**Directions for this task**
Write out all of the lines below, exactly and completely.
═════ Items
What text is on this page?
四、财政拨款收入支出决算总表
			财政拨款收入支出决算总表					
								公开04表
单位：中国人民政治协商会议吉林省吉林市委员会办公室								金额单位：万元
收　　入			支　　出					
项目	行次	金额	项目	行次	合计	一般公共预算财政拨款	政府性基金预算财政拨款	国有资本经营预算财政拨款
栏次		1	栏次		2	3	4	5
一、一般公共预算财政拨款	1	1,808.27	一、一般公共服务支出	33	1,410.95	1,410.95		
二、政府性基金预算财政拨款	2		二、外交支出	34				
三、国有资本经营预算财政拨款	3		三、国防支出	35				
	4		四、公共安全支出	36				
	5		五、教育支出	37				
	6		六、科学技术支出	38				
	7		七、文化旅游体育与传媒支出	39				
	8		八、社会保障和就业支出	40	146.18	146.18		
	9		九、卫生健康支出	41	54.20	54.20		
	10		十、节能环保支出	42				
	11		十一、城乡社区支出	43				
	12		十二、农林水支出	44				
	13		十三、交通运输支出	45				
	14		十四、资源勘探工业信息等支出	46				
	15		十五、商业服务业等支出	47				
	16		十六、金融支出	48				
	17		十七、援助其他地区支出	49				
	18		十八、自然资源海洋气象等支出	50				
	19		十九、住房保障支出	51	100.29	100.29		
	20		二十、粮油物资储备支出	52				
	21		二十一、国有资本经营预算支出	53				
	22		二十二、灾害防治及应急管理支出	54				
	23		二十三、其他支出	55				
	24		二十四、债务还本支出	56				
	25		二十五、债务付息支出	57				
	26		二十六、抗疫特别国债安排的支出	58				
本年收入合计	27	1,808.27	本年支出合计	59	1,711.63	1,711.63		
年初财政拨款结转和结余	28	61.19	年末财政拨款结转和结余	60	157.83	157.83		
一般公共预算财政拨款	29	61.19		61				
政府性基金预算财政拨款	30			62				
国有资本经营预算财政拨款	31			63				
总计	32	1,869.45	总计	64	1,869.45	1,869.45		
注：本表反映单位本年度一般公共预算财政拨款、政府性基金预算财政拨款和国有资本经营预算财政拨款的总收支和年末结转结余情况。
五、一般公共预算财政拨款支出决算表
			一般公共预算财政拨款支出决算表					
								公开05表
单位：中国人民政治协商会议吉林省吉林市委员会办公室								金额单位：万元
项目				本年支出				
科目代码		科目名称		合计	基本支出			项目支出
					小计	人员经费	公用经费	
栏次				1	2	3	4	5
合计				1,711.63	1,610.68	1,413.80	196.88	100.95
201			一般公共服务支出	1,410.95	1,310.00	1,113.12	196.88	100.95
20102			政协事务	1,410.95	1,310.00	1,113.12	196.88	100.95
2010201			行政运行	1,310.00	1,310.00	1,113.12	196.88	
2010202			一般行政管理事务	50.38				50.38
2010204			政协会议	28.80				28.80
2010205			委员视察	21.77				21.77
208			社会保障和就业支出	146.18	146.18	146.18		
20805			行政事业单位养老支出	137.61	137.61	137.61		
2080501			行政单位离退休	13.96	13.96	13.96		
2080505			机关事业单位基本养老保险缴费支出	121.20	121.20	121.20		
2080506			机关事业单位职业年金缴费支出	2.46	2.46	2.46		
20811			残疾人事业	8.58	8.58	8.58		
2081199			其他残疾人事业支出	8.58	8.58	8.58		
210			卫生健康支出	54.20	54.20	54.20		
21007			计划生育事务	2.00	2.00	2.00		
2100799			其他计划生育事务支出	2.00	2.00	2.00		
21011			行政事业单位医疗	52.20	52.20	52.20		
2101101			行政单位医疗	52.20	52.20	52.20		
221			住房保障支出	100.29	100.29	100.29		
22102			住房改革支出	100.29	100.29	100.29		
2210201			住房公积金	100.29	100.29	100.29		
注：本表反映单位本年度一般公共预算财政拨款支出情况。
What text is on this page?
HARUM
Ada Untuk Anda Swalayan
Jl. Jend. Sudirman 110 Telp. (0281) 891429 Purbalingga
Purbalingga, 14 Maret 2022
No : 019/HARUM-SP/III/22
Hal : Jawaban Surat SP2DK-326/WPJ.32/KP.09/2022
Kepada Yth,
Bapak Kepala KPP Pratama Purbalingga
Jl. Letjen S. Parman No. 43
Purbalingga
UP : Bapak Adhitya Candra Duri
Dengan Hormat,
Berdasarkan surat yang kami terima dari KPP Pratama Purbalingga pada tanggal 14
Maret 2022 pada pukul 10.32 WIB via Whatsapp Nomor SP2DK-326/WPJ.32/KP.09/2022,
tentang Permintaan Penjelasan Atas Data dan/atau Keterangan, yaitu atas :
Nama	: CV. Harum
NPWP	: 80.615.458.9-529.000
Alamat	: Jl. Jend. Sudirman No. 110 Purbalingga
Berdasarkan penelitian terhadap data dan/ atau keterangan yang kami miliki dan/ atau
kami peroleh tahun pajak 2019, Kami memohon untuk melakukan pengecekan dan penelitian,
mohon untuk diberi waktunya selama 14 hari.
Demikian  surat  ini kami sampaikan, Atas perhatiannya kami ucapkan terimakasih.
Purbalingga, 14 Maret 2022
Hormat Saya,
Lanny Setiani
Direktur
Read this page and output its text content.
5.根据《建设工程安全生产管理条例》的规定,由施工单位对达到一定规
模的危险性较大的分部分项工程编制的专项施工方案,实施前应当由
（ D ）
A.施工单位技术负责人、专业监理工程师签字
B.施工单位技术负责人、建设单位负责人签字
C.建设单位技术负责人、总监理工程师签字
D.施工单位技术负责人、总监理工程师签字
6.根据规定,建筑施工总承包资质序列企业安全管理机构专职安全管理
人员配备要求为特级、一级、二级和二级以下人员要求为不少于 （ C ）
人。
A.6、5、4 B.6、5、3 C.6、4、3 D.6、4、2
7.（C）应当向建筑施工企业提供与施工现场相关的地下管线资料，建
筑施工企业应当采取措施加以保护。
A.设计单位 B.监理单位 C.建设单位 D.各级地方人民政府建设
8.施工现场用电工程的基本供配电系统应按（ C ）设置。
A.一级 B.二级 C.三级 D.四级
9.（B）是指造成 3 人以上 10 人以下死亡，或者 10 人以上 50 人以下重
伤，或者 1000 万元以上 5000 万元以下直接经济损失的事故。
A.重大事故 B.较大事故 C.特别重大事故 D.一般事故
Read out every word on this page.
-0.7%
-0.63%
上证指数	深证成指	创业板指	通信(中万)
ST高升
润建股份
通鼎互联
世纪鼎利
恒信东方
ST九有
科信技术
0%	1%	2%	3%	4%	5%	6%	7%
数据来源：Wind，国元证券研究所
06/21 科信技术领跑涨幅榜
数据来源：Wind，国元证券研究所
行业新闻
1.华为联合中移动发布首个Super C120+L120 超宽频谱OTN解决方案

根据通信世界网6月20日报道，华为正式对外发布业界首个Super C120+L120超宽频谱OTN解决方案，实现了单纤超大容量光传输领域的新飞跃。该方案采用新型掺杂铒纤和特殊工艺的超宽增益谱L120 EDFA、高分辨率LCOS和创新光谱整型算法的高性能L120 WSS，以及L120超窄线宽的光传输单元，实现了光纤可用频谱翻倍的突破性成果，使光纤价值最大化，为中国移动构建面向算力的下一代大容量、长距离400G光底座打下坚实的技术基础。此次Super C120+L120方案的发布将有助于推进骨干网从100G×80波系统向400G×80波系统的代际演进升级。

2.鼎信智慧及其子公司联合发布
══════════
**Right answer**
What text is on this page?
四、财政拨款收入支出决算总表
			财政拨款收入支出决算总表					
								公开04表
单位：中国人民政治协商会议吉林省吉林市委员会办公室								金额单位：万元
收　　入			支　　出					
项目	行次	金额	项目	行次	合计	一般公共预算财政拨款	政府性基金预算财政拨款	国有资本经营预算财政拨款
栏次		1	栏次		2	3	4	5
一、一般公共预算财政拨款	1	1,808.27	一、一般公共服务支出	33	1,410.95	1,410.95		
二、政府性基金预算财政拨款	2		二、外交支出	34				
三、国有资本经营预算财政拨款	3		三、国防支出	35				
	4		四、公共安全支出	36				
	5		五、教育支出	37				
	6		六、科学技术支出	38				
	7		七、文化旅游体育与传媒支出	39				
	8		八、社会保障和就业支出	40	146.18	146.18		
	9		九、卫生健康支出	41	54.20	54.20		
	10		十、节能环保支出	42				
	11		十一、城乡社区支出	43				
	12		十二、农林水支出	44				
	13		十三、交通运输支出	45				
	14		十四、资源勘探工业信息等支出	46				
	15		十五、商业服务业等支出	47				
	16		十六、金融支出	48				
	17		十七、援助其他地区支出	49				
	18		十八、自然资源海洋气象等支出	50				
	19		十九、住房保障支出	51	100.29	100.29		
	20		二十、粮油物资储备支出	52				
	21		二十一、国有资本经营预算支出	53				
	22		二十二、灾害防治及应急管理支出	54				
	23		二十三、其他支出	55				
	24		二十四、债务还本支出	56				
	25		二十五、债务付息支出	57				
	26		二十六、抗疫特别国债安排的支出	58				
本年收入合计	27	1,808.27	本年支出合计	59	1,711.63	1,711.63		
年初财政拨款结转和结余	28	61.19	年末财政拨款结转和结余	60	157.83	157.83		
一般公共预算财政拨款	29	61.19		61				
政府性基金预算财政拨款	30			62				
国有资本经营预算财政拨款	31			63				
总计	32	1,869.45	总计	64	1,869.45	1,869.45		
注：本表反映单位本年度一般公共预算财政拨款、政府性基金预算财政拨款和国有资本经营预算财政拨款的总收支和年末结转结余情况。
五、一般公共预算财政拨款支出决算表
			一般公共预算财政拨款支出决算表					
								公开05表
单位：中国人民政治协商会议吉林省吉林市委员会办公室								金额单位：万元
项目				本年支出				
科目代码		科目名称		合计	基本支出			项目支出
					小计	人员经费	公用经费	
栏次				1	2	3	4	5
合计				1,711.63	1,610.68	1,413.80	196.88	100.95
201			一般公共服务支出	1,410.95	1,310.00	1,113.12	196.88	100.95
20102			政协事务	1,410.95	1,310.00	1,113.12	196.88	100.95
2010201			行政运行	1,310.00	1,310.00	1,113.12	196.88	
2010202			一般行政管理事务	50.38				50.38
2010204			政协会议	28.80				28.80
2010205			委员视察	21.77				21.77
208			社会保障和就业支出	146.18	146.18	146.18		
20805			行政事业单位养老支出	137.61	137.61	137.61		
2080501			行政单位离退休	13.96	13.96	13.96		
2080505			机关事业单位基本养老保险缴费支出	121.20	121.20	121.20		
2080506			机关事业单位职业年金缴费支出	2.46	2.46	2.46		
20811			残疾人事业	8.58	8.58	8.58		
2081199			其他残疾人事业支出	8.58	8.58	8.58		
210			卫生健康支出	54.20	54.20	54.20		
21007			计划生育事务	2.00	2.00	2.00		
2100799			其他计划生育事务支出	2.00	2.00	2.00		
21011			行政事业单位医疗	52.20	52.20	52.20		
2101101			行政单位医疗	52.20	52.20	52.20		
221			住房保障支出	100.29	100.29	100.29		
22102			住房改革支出	100.29	100.29	100.29		
2210201			住房公积金	100.29	100.29	100.29		
注：本表反映单位本年度一般公共预算财政拨款支出情况。
What text is on this page?
HARUM
Ada Untuk Anda Swalayan
Jl. Jend. Sudirman 110 Telp. (0281) 891429 Purbalingga
Purbalingga, 14 Maret 2022
No : 019/HARUM-SP/III/22
Hal : Jawaban Surat SP2DK-326/WPJ.32/KP.09/2022
Kepada Yth,
Bapak Kepala KPP Pratama Purbalingga
Jl. Letjen S. Parman No. 43
Purbalingga
UP : Bapak Adhitya Candra Duri
Dengan Hormat,
Berdasarkan surat yang kami terima dari KPP Pratama Purbalingga pada tanggal 14
Maret 2022 pada pukul 10.32 WIB via Whatsapp Nomor SP2DK-326/WPJ.32/KP.09/2022,
tentang Permintaan Penjelasan Atas Data dan/atau Keterangan, yaitu atas :
Nama	: CV. Harum
NPWP	: 80.615.458.9-529.000
Alamat	: Jl. Jend. Sudirman No. 110 Purbalingga
Berdasarkan penelitian terhadap data dan/ atau keterangan yang kami miliki dan/ atau
kami peroleh tahun pajak 2019, Kami memohon untuk melakukan pengecekan dan penelitian,
mohon untuk diberi waktunya selama 14 hari.
Demikian  surat  ini kami sampaikan, Atas perhatiannya kami ucapkan terimakasih.
Purbalingga, 14 Maret 2022
Hormat Saya,
Lanny Setiani
Direktur
Read this page and output its text content.
5.根据《建设工程安全生产管理条例》的规定,由施工单位对达到一定规
模的危险性较大的分部分项工程编制的专项施工方案,实施前应当由
（ D ）
A.施工单位技术负责人、专业监理工程师签字
B.施工单位技术负责人、建设单位负责人签字
C.建设单位技术负责人、总监理工程师签字
D.施工单位技术负责人、总监理工程师签字
6.根据规定,建筑施工总承包资质序列企业安全管理机构专职安全管理
人员配备要求为特级、一级、二级和二级以下人员要求为不少于 （ C ）
人。
A.6、5、4 B.6、5、3 C.6、4、3 D.6、4、2
7.（C）应当向建筑施工企业提供与施工现场相关的地下管线资料，建
筑施工企业应当采取措施加以保护。
A.设计单位 B.监理单位 C.建设单位 D.各级地方人民政府建设
8.施工现场用电工程的基本供配电系统应按（ C ）设置。
A.一级 B.二级 C.三级 D.四级
9.（B）是指造成 3 人以上 10 人以下死亡，或者 10 人以上 50 人以下重
伤，或者 1000 万元以上 5000 万元以下直接经济损失的事故。
A.重大事故 B.较大事故 C.特别重大事故 D.一般事故
Read out every word on this page.
-0.7%
-0.63%
上证指数	深证成指	创业板指	通信(中万)
ST高升
润建股份
通鼎互联
世纪鼎利
恒信东方
ST九有
科信技术
0%	1%	2%	3%	4%	5%	6%	7%
数据来源：Wind，国元证券研究所
06/21 科信技术领跑涨幅榜
数据来源：Wind，国元证券研究所
行业新闻
1.华为联合中移动发布首个Super C120+L120 超宽频谱OTN解决方案

根据通信世界网6月20日报道，华为正式对外发布业界首个Super C120+L120超宽频谱OTN解决方案，实现了单纤超大容量光传输领域的新飞跃。该方案采用新型掺杂铒纤和特殊工艺的超宽增益谱L120 EDFA、高分辨率LCOS和创新光谱整型算法的高性能L120 WSS，以及L120超窄线宽的光传输单元，实现了光纤可用频谱翻倍的突破性成果，使光纤价值最大化，为中国移动构建面向算力的下一代大容量、长距离400G光底座打下坚实的技术基础。此次Super C120+L120方案的发布将有助于推进骨干网从100G×80波系统向400G×80波系统的代际演进升级。

2.鼎信智慧及其子公司联合发布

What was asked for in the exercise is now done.